• [Supplied text]:
Begin

# Number of Posts



## Geronimo (Mar 23, 2002)

Is this info in our profiles correct. Some folks have an absolutely incredible number of posts per day.


----------



## Kevin (Mar 27, 2002)

When the board was switched from the old server to the new server, they had to carry everyone's old post count to the new one. The server doesn't know that all those old posts were posted over a period of time, it thinks that they were all posted in one day, resulting in a high post-per-day rate.


----------



## MarkA (Mar 23, 2002)

All the old board posts show up as a single day like Bowling said. Just one thing to note, while it will start to get better over the course of a few months, there will always be an incredible number of posts per day listed for many users, so you will never totally be able to trust that number.


----------



## MarkA (Mar 23, 2002)

But I know it's weird. Like I have 18.2 posts/day and that's a low number compared to many


----------



## Steve Mehs (Mar 21, 2002)

What was mentioned in the previous posts is 100% correct. I believe we can change everyones regristration date, so it coinsides with the date you registered with us at EzBoard, but that would be way too time consuming and for those of you who were registered Globally, who registered at other boards before you registered at DBSTalk, your average would be incorrect. In time almost everyones daily post average will almost even out.


----------



## Geronimo (Mar 23, 2002)

Now I know. Thanks.


----------

End

• [Problem to solve]:
Reproduce the entire post-count thread word for word. Work only from the post-count thread.

[Spatial annotation entries]
Begin

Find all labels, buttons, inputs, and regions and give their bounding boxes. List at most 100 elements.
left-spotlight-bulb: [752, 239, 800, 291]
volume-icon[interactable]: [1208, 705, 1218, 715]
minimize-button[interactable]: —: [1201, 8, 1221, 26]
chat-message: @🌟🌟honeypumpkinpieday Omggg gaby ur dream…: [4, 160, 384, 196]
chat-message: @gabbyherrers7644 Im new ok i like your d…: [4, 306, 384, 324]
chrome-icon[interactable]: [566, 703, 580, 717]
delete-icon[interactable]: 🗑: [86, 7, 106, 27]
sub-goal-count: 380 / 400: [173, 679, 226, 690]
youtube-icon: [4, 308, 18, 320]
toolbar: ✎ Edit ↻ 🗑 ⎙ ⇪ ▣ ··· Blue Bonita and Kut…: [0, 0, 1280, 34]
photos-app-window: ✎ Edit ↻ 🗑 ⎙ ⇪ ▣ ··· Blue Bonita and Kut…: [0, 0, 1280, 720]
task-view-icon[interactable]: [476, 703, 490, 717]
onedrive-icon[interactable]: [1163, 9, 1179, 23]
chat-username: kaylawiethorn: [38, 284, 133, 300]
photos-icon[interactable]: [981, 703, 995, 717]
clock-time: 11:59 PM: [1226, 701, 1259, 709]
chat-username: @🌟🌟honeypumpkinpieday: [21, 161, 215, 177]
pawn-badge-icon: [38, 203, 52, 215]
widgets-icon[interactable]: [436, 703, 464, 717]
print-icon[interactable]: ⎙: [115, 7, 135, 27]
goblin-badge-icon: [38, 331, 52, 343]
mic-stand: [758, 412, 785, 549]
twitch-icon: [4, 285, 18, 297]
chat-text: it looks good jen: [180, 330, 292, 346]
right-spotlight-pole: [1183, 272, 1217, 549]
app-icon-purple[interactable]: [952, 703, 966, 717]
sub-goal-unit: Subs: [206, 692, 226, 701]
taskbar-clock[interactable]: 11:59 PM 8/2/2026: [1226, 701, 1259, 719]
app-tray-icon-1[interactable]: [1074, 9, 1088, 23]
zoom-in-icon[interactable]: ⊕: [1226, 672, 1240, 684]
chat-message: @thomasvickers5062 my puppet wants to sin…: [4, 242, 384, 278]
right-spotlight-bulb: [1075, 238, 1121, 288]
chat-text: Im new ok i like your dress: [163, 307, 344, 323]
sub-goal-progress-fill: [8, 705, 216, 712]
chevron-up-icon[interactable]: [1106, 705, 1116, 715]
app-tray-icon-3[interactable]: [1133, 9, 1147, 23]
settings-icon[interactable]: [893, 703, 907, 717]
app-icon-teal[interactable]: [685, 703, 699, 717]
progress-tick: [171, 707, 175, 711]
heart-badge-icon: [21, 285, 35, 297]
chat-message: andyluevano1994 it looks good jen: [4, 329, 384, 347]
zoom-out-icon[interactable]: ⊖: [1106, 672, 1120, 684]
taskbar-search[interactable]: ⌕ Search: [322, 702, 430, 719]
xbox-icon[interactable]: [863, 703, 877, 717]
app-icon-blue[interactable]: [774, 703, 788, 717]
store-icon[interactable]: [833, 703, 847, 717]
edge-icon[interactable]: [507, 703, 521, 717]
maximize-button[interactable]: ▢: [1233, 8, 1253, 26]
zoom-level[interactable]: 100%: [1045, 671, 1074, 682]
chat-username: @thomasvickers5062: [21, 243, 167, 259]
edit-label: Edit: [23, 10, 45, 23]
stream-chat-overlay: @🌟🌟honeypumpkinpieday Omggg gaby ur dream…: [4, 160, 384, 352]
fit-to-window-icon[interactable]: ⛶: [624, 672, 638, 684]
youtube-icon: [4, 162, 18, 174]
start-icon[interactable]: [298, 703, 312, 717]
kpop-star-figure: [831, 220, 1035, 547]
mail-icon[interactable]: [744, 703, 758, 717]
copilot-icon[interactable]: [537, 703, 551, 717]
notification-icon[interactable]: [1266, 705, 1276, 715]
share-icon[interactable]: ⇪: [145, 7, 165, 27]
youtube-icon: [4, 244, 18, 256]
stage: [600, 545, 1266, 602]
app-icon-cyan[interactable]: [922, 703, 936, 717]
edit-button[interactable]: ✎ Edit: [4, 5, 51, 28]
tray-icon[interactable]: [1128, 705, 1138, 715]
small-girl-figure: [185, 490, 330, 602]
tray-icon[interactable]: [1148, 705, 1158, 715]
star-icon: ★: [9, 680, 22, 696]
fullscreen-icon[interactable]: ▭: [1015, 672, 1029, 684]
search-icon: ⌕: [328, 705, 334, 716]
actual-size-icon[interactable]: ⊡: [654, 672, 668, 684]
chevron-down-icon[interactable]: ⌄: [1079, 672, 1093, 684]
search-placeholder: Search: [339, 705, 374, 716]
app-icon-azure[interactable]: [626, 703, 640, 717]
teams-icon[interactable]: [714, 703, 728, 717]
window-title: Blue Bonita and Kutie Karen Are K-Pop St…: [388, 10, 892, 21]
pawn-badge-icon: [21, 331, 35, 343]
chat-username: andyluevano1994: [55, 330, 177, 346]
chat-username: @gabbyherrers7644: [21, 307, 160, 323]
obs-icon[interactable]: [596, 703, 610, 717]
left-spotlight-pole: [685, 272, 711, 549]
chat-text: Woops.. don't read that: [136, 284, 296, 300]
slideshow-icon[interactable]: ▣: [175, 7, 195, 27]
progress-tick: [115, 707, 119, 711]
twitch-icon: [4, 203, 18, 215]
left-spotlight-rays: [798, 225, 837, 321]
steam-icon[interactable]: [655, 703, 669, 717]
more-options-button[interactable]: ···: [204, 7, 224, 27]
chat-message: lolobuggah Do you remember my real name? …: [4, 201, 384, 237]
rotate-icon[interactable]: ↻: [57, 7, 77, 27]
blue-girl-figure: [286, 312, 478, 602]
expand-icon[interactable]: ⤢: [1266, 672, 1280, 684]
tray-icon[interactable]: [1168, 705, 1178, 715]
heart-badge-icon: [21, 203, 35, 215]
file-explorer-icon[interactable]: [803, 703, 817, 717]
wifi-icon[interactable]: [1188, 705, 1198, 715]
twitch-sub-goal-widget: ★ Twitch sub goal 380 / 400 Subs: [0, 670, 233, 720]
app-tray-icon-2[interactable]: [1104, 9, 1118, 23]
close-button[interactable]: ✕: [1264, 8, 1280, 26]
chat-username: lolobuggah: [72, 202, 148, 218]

End

• [Worked answer]:
# Number of Posts



## Geronimo (Mar 23, 2002)

Is this info in our profiles correct. Some folks have an absolutely incredible number of posts per day.


----------



## Kevin (Mar 27, 2002)

When the board was switched from the old server to the new server, they had to carry everyone's old post count to the new one. The server doesn't know that all those old posts were posted over a period of time, it thinks that they were all posted in one day, resulting in a high post-per-day rate.


----------



## MarkA (Mar 23, 2002)

All the old board posts show up as a single day like Bowling said. Just one thing to note, while it will start to get better over the course of a few months, there will always be an incredible number of posts per day listed for many users, so you will never totally be able to trust that number.


----------



## MarkA (Mar 23, 2002)

But I know it's weird. Like I have 18.2 posts/day and that's a low number compared to many


----------



## Steve Mehs (Mar 21, 2002)

What was mentioned in the previous posts is 100% correct. I believe we can change everyones regristration date, so it coinsides with the date you registered with us at EzBoard, but that would be way too time consuming and for those of you who were registered Globally, who registered at other boards before you registered at DBSTalk, your average would be incorrect. In time almost everyones daily post average will almost even out.


----------



## Geronimo (Mar 23, 2002)

Now I know. Thanks.


----------